| Short problem |
State how many lines of the records contain the string "channel", and give no other information.

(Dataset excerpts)
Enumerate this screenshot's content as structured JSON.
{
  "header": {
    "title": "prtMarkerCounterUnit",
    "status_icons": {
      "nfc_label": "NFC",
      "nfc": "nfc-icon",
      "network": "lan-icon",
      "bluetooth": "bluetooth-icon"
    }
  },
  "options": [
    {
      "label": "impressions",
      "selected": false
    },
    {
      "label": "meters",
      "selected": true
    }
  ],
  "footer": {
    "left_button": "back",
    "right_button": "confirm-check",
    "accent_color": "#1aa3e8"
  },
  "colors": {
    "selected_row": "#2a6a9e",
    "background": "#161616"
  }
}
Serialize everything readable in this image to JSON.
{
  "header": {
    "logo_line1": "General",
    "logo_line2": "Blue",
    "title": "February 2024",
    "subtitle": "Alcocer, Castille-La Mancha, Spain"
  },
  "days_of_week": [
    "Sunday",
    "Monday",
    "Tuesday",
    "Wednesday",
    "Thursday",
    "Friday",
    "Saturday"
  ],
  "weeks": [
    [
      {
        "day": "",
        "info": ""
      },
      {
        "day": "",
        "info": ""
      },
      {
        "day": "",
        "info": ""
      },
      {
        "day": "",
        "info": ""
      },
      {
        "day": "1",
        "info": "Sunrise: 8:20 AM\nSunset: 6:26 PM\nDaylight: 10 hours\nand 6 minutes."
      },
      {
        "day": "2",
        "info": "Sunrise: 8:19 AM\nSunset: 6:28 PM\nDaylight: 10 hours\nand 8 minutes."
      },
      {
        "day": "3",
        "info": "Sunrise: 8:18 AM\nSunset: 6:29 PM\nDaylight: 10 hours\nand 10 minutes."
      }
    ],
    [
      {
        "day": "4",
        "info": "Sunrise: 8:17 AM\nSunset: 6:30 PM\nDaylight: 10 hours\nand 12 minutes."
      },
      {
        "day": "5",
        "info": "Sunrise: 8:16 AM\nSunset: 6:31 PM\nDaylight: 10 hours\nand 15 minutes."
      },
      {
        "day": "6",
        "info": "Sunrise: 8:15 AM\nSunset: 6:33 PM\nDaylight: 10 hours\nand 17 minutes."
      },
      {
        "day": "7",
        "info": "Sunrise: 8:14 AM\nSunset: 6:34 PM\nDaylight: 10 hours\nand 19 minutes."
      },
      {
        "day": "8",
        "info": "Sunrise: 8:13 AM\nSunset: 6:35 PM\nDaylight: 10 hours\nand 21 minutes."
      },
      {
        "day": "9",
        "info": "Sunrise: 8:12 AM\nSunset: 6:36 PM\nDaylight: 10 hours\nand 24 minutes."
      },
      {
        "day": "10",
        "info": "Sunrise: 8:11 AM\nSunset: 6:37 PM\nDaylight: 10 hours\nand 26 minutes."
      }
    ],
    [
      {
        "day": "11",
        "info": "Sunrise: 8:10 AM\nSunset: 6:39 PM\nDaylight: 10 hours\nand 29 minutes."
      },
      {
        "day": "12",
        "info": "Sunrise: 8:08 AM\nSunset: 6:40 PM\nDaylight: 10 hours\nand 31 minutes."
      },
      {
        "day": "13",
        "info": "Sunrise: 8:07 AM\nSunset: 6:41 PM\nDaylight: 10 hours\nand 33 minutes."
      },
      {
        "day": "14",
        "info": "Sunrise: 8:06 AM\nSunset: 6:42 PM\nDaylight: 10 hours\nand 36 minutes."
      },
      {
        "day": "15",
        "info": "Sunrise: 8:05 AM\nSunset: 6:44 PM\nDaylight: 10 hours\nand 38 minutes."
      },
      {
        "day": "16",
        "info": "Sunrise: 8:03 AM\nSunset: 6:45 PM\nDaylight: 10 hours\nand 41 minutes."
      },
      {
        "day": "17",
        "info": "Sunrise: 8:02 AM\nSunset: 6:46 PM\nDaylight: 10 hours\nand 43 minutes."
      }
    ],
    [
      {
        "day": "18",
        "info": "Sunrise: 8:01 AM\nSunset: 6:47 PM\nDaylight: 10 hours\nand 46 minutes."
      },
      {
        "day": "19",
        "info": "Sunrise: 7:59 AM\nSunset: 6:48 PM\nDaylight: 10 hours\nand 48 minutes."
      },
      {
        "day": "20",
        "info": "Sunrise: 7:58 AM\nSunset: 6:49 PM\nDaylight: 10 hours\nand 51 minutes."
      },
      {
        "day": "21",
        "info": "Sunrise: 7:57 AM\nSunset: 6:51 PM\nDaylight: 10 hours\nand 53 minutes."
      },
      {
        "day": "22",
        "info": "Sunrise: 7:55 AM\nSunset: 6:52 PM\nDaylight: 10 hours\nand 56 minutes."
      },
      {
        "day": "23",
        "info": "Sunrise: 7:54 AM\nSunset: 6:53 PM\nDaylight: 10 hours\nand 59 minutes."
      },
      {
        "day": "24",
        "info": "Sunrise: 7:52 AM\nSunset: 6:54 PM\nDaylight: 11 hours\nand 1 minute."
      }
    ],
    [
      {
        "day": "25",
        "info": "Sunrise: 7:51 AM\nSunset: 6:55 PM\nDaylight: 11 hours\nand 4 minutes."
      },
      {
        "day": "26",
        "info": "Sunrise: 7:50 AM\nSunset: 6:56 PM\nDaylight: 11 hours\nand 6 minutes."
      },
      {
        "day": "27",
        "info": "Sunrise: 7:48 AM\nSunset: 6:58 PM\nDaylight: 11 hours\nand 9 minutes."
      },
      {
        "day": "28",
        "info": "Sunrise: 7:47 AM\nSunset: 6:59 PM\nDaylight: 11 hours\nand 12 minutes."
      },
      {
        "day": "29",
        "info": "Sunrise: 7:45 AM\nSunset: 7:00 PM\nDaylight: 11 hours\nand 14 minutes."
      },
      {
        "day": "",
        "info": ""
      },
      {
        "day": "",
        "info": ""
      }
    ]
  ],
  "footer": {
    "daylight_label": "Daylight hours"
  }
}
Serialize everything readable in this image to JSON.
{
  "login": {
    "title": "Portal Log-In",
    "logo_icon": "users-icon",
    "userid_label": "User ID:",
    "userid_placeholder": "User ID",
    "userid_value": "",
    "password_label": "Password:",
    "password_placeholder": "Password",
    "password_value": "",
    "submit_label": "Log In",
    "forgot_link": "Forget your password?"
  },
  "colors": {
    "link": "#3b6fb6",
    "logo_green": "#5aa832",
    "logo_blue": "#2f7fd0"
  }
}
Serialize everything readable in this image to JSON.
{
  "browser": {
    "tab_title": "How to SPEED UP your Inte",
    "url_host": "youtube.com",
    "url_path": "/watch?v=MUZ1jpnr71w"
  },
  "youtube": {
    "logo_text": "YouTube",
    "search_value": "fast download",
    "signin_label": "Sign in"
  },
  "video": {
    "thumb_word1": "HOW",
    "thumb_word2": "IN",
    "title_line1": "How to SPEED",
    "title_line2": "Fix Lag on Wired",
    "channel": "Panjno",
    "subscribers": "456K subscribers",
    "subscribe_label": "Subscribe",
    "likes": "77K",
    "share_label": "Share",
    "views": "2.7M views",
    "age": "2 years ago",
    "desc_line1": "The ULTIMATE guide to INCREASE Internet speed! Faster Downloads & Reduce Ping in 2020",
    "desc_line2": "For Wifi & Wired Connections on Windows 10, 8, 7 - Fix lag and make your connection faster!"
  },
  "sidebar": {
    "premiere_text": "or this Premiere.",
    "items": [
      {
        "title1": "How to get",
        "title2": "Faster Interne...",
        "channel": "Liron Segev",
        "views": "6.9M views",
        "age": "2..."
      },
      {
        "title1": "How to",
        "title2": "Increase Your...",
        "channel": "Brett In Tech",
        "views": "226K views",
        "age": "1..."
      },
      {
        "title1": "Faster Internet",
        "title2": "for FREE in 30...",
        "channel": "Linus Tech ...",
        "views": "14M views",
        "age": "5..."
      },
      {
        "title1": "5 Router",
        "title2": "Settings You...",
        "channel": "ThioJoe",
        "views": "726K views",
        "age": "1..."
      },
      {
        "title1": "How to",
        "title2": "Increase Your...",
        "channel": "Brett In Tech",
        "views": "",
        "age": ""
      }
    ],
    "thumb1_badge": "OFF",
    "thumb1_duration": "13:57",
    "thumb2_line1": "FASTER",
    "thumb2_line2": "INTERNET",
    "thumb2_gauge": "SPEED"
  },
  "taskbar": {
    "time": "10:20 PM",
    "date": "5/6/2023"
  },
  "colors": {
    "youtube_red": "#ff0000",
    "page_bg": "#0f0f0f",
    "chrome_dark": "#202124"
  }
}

| Expected answer |
6